Stored rows:
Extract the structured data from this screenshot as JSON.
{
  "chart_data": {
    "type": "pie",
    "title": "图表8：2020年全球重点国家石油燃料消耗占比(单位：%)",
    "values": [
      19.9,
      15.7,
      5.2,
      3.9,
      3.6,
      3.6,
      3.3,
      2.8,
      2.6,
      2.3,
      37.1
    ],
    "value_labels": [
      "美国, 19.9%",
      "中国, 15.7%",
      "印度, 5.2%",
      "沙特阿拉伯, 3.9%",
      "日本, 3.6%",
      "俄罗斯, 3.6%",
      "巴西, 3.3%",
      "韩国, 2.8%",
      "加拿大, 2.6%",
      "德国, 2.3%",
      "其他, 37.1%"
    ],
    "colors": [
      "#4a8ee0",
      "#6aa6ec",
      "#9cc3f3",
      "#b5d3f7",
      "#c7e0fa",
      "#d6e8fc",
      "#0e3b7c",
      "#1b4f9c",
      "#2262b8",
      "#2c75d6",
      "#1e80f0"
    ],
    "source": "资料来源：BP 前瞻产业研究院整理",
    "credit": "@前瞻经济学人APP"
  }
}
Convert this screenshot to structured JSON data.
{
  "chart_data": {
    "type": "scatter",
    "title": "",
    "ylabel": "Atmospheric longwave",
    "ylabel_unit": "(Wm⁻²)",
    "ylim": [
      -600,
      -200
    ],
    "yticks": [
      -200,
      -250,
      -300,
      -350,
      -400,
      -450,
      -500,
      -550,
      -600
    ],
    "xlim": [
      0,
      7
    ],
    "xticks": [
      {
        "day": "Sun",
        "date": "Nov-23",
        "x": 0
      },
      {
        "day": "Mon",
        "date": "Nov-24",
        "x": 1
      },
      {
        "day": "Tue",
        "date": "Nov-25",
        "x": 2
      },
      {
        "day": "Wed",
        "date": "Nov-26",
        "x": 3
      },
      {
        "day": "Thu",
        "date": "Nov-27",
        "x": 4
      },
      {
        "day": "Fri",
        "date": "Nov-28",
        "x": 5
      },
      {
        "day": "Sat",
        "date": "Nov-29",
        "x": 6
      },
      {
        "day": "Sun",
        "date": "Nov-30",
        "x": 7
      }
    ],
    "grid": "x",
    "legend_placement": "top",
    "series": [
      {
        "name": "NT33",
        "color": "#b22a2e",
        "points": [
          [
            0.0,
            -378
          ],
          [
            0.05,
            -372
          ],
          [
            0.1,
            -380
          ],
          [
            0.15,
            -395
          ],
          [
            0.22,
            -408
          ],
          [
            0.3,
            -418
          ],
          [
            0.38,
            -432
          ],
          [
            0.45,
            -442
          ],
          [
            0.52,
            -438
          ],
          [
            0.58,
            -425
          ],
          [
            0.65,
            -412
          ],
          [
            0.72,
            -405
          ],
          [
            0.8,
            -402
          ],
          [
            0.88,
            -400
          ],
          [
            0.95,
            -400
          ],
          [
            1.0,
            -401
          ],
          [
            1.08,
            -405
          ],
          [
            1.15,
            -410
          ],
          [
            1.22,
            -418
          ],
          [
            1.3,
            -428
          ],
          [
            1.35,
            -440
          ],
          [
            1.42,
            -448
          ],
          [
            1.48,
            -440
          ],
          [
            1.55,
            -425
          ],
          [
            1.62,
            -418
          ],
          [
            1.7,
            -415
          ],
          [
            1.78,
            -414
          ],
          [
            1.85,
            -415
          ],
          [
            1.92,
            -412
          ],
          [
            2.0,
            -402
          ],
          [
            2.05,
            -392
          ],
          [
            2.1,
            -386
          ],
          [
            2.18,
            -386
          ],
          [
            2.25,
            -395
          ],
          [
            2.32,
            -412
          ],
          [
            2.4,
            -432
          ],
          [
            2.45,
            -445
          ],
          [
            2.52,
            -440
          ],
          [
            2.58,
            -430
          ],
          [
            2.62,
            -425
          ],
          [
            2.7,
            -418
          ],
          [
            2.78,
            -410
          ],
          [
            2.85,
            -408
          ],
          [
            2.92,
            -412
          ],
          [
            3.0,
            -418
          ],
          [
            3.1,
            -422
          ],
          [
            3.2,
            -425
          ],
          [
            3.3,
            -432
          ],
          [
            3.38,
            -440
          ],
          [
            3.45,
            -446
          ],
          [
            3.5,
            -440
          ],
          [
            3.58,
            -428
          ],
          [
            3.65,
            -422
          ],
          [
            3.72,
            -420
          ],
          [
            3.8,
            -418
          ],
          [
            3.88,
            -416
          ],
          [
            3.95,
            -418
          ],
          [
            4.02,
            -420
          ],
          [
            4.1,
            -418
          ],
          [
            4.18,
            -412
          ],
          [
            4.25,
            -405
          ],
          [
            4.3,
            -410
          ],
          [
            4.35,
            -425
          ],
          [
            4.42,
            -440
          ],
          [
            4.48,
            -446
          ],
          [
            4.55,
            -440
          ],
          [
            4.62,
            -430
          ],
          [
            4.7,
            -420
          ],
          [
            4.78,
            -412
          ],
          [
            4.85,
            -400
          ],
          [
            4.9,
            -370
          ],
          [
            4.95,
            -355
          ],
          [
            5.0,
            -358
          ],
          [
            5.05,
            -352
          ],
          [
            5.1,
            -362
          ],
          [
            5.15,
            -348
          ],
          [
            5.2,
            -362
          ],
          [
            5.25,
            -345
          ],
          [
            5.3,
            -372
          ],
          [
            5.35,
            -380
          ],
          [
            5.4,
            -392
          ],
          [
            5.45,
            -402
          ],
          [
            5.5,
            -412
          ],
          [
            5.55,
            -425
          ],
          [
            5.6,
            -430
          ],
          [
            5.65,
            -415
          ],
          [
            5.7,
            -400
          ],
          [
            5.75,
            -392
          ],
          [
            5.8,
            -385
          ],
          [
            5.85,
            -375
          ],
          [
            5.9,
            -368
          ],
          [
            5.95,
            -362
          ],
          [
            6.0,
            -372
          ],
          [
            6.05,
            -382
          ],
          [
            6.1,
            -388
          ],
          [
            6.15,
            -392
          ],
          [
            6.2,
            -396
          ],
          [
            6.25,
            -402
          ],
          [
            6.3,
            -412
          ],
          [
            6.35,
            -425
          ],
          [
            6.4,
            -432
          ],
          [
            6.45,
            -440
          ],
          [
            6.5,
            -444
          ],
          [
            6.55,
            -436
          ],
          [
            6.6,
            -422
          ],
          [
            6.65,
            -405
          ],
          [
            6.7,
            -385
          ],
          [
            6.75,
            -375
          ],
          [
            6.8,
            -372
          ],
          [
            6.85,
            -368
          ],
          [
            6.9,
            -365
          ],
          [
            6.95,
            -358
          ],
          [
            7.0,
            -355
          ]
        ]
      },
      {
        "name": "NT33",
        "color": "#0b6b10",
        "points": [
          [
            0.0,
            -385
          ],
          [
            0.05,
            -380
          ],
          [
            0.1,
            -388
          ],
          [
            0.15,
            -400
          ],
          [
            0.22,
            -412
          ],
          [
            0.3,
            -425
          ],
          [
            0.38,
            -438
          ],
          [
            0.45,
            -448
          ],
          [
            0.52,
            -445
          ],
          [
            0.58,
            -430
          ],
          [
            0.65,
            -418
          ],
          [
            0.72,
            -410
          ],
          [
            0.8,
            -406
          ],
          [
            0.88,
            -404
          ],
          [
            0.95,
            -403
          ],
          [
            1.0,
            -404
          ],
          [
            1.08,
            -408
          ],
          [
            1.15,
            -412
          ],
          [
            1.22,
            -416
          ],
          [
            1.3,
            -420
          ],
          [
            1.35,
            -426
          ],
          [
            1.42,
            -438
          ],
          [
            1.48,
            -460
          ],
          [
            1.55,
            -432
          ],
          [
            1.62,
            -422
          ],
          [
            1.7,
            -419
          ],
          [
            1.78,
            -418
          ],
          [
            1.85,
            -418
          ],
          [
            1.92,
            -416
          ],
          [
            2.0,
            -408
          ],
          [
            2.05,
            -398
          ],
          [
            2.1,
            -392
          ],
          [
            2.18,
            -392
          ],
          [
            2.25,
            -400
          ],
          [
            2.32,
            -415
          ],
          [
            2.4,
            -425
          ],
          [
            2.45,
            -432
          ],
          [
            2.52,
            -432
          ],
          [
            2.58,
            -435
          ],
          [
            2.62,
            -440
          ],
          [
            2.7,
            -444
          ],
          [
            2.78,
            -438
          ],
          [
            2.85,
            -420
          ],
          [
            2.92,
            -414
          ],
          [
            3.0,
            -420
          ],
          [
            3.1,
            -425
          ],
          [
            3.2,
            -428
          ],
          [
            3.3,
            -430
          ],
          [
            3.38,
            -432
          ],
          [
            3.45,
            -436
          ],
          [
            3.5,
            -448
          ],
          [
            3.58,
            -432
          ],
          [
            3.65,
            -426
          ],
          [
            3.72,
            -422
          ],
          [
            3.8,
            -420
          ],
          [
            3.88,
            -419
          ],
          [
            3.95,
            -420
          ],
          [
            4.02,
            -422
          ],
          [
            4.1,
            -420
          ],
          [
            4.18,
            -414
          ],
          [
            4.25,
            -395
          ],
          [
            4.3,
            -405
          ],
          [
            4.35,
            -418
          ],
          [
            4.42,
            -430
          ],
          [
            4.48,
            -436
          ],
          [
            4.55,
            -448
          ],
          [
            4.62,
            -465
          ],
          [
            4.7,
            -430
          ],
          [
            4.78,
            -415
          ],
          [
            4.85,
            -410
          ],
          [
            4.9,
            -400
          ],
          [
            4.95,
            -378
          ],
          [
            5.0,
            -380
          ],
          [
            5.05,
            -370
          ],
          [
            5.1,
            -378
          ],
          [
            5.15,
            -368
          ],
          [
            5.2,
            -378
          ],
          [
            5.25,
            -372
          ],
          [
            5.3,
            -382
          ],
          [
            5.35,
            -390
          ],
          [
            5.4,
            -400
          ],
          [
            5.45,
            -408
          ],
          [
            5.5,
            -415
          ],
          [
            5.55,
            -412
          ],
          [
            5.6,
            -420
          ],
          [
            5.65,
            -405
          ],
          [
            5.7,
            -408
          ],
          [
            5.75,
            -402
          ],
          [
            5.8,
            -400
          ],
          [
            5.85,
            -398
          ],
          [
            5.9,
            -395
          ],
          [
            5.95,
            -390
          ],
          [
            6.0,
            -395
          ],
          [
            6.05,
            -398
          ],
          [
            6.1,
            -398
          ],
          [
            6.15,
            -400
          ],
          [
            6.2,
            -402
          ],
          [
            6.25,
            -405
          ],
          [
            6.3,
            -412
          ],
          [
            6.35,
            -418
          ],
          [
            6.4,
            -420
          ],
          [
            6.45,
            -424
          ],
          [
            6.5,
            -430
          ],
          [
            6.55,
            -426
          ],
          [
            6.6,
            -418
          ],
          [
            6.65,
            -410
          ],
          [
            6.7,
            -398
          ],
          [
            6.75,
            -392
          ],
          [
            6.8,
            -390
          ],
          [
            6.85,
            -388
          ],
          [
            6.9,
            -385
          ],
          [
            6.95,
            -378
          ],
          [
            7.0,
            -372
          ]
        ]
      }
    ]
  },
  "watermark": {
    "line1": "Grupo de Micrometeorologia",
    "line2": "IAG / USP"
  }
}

Task instructions: From the data above, copy each line that has the string "structured".

Task answer:
Extract the structured data from this screenshot as JSON.
Convert this screenshot to structured JSON data.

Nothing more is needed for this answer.